TEXT:

Now the source say "hello"; produces the token sequence: Say, String("hello"), Semicolon.

Step 2: AST — define the statement node

The AST is the in-memory representation of the program. Each kind of statement has a struct in src/core/ast.hpp.

2.1 Add a struct for say expr;

File: src/core/ast.hpp

Add a new statement type after PrintStmt:

struct PrintStmt : Stmt {
    std::unique_ptr<Expr> expr;
    PrintStmt(std::unique_ptr<Expr> e) : expr(std::move(e)) {}
};

struct SayStmt : Stmt {
    std::unique_ptr<Expr> expr;
    SayStmt(std::unique_ptr<Expr> e) : expr(std::move(e)) {}
};

So: one expression child, same shape as PrintStmt. No other AST changes are needed.

Step 3: Parser — build the AST from tokens

The parser turns the token stream into AST nodes. We need to (a) call a new parser when we see Say, and (b) implement that parser.

3.1 Dispatch in statement()

File: src/core/parser.cpp

In Parser::statement(), add a branch for Say:

if (match(TokenType::Print)) return printStatement();
if (match(TokenType::Say))   return sayStatement();   // add this
if (match(TokenType::Let)) return letStatement();

3.2 Implement sayStatement()

File: src/core/parser.cpp

Add the function (e.g. right after printStatement()):

std::unique_ptr<Stmt> Parser::sayStatement() {
    int line = peek().line;
    auto expr = expression();
    match(TokenType::Semicolon);
    auto s = std::make_unique<SayStmt>(std::move(expr));
    s->line = line;
    return s;
}

This: reads one expression, expects a semicolon, wraps the expression in a SayStmt, sets the line for error messages, and returns it.

YOUR TASK:
Reproduce the stretch of the text from "Step 3: Parser" through "Dispatch in statement()", substituting "token sequence" for "token stream". The entries that come next are drawn from a separate source.

RECORD EXTRACTS:
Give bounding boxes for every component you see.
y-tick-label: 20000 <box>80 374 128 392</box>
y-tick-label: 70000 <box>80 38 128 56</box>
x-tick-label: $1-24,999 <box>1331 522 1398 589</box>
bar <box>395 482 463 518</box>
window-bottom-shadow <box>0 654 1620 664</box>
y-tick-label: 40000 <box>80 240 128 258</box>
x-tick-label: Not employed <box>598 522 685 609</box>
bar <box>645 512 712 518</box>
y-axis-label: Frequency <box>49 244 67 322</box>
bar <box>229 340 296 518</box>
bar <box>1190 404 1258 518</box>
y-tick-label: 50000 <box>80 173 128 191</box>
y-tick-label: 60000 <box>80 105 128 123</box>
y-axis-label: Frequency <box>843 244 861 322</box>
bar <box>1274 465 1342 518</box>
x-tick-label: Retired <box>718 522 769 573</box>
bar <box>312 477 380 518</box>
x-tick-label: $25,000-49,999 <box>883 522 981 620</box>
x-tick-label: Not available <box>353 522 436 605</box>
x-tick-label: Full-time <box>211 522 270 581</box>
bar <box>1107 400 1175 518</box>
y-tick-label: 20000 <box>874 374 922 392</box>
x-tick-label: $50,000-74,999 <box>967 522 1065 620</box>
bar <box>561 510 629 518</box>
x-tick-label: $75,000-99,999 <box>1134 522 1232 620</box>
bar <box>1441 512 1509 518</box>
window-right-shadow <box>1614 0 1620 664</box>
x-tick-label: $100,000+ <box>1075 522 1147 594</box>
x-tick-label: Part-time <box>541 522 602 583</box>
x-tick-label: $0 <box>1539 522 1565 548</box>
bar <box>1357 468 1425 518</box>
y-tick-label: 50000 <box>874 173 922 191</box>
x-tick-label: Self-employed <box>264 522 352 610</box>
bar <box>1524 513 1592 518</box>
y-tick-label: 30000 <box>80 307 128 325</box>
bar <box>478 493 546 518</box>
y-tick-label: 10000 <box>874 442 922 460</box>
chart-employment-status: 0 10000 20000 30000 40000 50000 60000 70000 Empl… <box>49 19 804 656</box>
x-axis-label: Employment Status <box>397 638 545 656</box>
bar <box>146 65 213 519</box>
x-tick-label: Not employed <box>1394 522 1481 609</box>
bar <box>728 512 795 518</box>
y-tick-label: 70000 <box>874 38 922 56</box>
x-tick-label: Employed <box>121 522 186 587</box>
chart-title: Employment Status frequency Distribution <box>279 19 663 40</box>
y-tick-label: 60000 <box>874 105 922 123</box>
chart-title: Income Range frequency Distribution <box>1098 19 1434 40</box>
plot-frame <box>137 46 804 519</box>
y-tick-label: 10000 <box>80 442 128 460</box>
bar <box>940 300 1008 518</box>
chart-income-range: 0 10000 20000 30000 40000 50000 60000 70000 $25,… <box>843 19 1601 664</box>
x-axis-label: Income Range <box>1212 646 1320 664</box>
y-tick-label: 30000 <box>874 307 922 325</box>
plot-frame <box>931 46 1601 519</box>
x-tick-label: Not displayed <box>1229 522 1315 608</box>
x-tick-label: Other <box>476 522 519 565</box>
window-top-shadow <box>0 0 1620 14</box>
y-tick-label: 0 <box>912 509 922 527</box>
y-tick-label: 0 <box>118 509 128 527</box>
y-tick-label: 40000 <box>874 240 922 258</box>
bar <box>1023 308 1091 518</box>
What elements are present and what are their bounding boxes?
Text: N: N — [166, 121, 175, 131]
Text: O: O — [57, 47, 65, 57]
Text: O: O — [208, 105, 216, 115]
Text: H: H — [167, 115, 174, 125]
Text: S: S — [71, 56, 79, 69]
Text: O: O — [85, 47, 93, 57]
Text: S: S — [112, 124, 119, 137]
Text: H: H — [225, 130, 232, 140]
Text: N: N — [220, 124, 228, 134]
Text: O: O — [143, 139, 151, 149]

EXPECTED ANSWER:
Step 3: Parser — build the AST from tokens

The parser turns the token sequence into AST nodes. We need to (a) call a new parser when we see Say, and (b) implement that parser.

3.1 Dispatch in statement()